*Excerpted records:*
────────

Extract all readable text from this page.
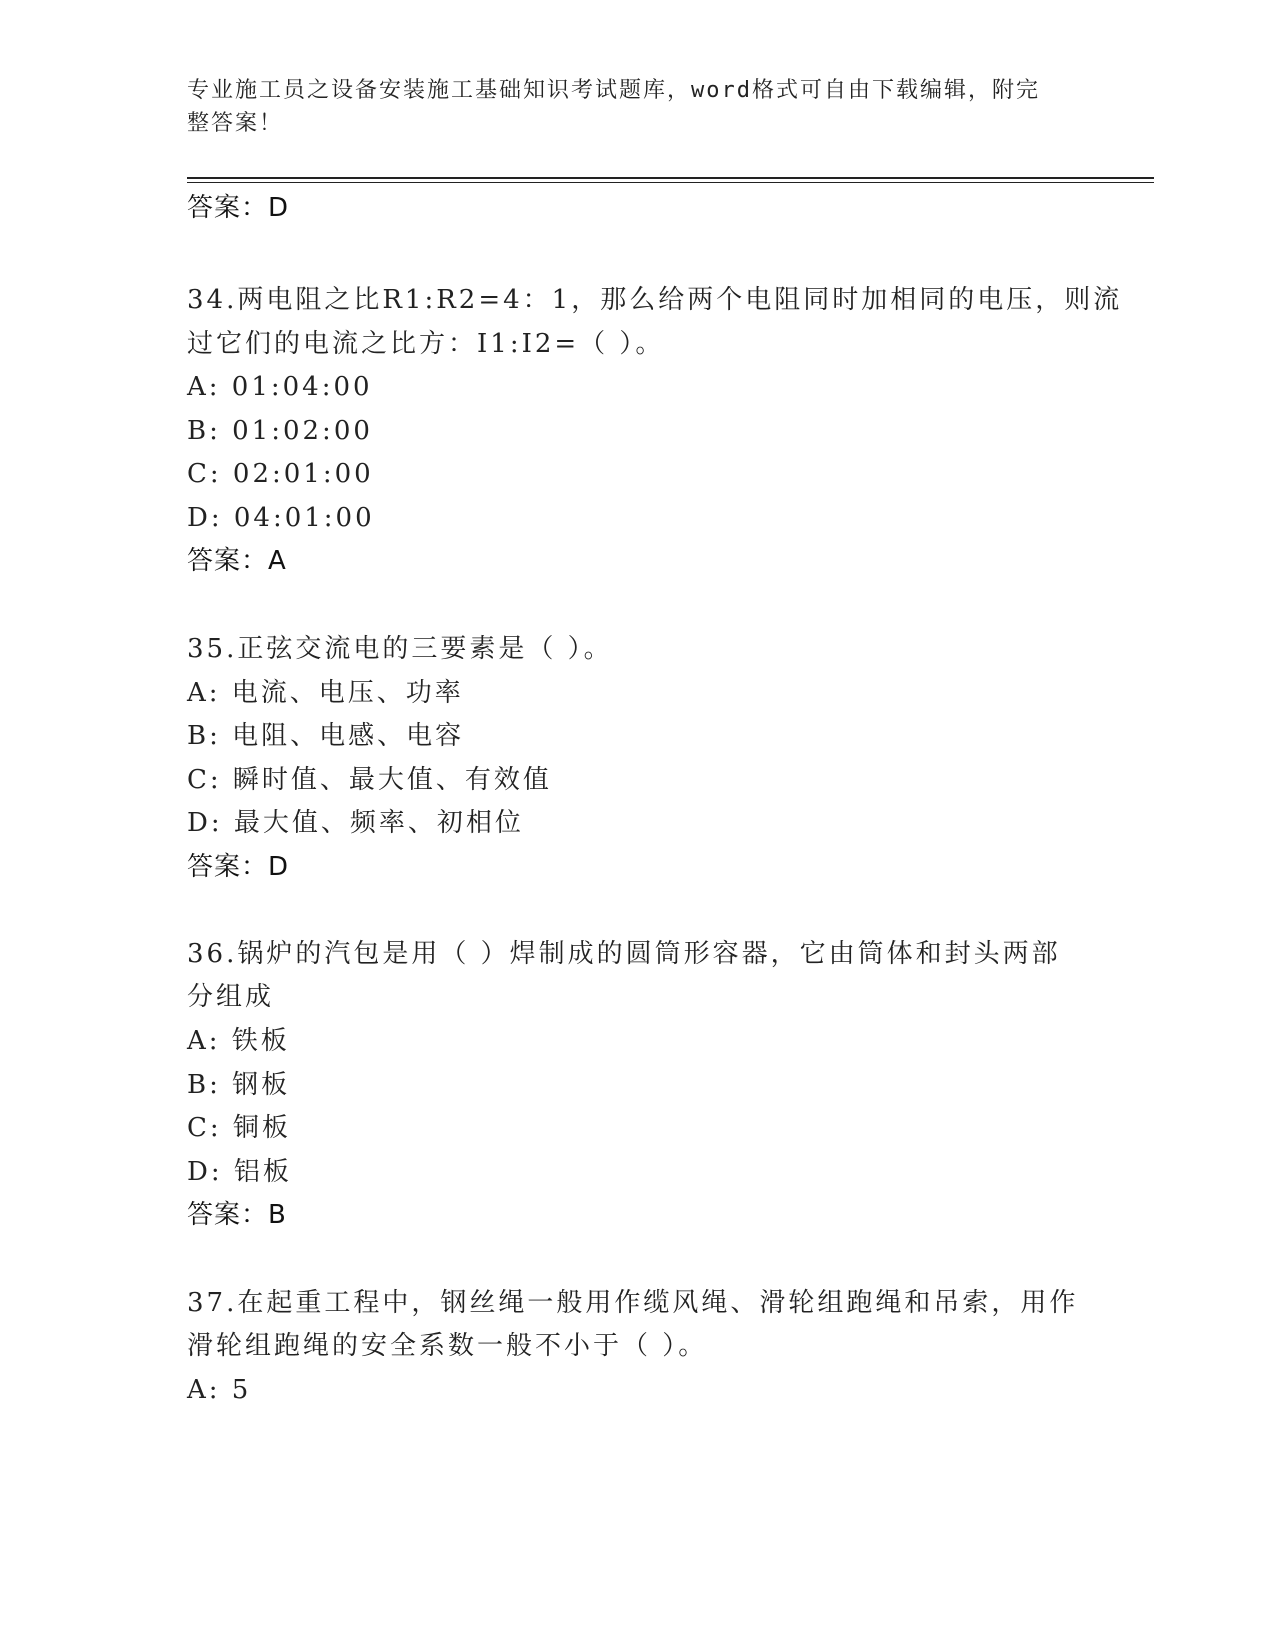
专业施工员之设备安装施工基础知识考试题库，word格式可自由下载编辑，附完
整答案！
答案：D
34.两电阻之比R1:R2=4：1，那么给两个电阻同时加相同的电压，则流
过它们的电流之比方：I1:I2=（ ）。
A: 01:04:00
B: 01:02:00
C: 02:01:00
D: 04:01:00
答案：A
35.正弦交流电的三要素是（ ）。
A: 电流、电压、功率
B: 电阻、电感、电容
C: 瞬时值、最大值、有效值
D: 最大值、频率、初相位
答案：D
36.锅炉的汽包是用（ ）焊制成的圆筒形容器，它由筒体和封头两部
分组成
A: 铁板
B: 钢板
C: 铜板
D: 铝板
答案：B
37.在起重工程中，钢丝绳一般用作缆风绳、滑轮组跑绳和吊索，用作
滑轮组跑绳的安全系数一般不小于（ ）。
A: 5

────────

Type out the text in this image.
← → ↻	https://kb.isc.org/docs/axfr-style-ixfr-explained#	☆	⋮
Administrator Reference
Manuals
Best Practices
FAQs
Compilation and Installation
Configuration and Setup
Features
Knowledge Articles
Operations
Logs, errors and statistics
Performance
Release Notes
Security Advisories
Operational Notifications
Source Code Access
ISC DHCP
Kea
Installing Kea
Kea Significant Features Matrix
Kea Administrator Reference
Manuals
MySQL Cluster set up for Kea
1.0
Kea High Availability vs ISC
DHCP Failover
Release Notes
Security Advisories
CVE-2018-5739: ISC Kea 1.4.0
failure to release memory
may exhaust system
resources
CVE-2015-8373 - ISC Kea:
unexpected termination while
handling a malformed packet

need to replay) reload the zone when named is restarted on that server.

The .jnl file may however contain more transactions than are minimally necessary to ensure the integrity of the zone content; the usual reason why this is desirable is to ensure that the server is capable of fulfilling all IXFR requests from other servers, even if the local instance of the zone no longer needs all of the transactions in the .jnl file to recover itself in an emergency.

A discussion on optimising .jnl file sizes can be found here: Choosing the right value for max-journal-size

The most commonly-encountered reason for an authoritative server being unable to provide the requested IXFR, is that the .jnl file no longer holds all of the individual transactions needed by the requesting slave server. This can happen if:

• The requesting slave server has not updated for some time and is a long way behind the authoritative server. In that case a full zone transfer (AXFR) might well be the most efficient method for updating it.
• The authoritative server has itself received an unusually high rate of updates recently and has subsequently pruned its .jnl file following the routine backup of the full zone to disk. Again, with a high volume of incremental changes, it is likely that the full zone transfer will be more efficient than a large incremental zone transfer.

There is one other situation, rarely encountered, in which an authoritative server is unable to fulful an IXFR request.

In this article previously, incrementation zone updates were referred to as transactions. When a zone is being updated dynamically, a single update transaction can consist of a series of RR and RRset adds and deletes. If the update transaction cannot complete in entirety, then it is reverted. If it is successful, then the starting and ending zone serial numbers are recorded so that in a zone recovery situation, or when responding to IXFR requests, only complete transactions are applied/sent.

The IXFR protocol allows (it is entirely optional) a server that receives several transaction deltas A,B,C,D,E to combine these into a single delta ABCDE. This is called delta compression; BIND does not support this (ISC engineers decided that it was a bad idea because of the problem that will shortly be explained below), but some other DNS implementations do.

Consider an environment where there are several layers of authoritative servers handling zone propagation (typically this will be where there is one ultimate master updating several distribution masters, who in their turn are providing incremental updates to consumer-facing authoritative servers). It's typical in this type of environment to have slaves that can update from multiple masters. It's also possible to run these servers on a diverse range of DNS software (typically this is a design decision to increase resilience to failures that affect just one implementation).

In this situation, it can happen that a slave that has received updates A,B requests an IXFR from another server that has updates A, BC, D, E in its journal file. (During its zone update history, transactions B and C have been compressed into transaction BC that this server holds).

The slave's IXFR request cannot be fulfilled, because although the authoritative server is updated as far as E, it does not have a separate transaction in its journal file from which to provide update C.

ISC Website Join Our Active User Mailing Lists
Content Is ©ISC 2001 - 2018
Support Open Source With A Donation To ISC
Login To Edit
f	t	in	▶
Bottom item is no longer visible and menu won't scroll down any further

────────

Count how many lines contain "from" and give only that count.

5